- Excerpted text -
Studio album by Diana Ross
- Released: September 10, 1982
- Recorded: 1981–1982
- Studio: Hollywood Sound Recorders, Hollywood, California; Power Station, New York City;
- Genre: Pop soul; R&B; post-disco;
- Length: 37:31
- Label: Capitol (Europe); RCA (North America);
- Producer: Diana Ross; Michael Jackson;

Diana Ross chronology
| Why Do Fools Fall in Love (1981) | Silk Electric (1982) | Ross (1983) |

Singles from Silk Electric
- "Muscles" Released: September 17, 1982; "So Close" Released: January 7, 1983; "Who" Released: April 5, 1983 (Netherlands);

= Silk Electric =

Silk Electric is the thirteenth studio album by American R&B singer Diana Ross, released on September 10, 1982, by RCA Records. It was Ross' second of six albums released by the label during the decade. It reached No. 27 on the US Billboard 200 (No. 5 R&B), No. 33 in the UK Albums Chart and the Top 20 in Sweden, Norway and the Netherlands. The album cover was designed by Andy Warhol.

The album contains Ross' US Top 10, Grammy-nominated single, "Muscles", which was written and produced by Michael Jackson. All other tracks were produced by Ross, including the US Top 40 follow-up single "So Close" featuring prominent background vocal arrangements by Luther Vandross.

The song "In Your Arms", written by Linda Creed and Michael Masser, was covered by Teddy Pendergrass and Whitney Houston as "Hold Me" the following year. The song "I Am Me" was co-written by Ross (and incorrectly listed as co-written by Cindy Birdsong instead of Janie Bradford on the Greatest Hits: The RCA Years compilation album). The album was certified Gold in the US and Silver in the UK.

The album was remastered and re-released on September 2, 2014 by Funky Town Grooves as an "Expanded Edition", with bonus material.

- Problem statement -
In the Silk Electric text, who designed the album cover? Please answer in one sentence. The data that comes next is separate from the Silk Electric text.

- Entries -
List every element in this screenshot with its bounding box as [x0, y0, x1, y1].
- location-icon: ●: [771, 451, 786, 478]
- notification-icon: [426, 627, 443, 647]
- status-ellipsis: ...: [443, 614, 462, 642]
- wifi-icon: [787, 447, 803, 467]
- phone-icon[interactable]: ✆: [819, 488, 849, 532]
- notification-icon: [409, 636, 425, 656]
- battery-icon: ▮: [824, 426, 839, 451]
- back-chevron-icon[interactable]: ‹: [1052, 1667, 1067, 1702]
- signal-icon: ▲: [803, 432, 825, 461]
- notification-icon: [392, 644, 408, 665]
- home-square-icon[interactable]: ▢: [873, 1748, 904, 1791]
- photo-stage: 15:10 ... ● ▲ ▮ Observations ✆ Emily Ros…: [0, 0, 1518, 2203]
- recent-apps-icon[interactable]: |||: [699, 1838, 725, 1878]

==

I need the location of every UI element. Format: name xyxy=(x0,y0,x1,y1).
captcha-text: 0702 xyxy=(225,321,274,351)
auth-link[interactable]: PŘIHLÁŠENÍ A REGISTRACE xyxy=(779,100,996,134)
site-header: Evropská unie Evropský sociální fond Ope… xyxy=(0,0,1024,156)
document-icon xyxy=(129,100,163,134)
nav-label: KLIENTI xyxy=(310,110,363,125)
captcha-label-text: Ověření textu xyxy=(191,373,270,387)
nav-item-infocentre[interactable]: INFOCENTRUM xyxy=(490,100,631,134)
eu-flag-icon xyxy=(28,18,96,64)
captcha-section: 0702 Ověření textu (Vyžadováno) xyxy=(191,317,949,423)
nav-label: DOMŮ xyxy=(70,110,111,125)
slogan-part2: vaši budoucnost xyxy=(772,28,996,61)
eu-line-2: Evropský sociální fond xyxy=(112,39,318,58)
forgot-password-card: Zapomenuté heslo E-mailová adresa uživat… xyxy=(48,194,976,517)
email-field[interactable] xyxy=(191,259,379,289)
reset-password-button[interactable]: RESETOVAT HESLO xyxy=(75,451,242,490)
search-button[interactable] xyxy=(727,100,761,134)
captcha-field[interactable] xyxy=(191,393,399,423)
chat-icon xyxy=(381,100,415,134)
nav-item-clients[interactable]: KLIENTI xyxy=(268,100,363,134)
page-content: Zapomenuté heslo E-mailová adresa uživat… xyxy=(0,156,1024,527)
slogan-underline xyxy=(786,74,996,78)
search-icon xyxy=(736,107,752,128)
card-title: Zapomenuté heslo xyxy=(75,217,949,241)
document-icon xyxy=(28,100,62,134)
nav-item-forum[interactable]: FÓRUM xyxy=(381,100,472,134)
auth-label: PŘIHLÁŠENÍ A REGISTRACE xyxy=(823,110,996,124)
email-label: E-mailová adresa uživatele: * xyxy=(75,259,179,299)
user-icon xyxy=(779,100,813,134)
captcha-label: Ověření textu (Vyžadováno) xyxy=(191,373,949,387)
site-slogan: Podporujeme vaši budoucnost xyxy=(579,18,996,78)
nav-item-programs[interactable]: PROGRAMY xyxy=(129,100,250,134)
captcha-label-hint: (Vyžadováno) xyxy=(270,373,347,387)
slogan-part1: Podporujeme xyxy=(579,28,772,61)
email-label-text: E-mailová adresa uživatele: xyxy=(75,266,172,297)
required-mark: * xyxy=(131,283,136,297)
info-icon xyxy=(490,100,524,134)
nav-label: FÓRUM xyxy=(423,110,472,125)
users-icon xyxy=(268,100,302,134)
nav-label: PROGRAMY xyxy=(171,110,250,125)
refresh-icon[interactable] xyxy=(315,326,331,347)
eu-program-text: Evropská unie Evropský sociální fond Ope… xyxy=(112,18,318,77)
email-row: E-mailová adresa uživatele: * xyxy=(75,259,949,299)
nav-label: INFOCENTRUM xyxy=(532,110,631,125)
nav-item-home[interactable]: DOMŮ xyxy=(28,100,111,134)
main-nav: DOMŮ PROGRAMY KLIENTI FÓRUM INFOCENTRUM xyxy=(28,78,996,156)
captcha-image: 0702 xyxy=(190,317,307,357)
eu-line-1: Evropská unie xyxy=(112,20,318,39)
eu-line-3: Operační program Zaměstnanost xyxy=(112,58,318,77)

- Task result -
The album cover was designed by Andy Warhol.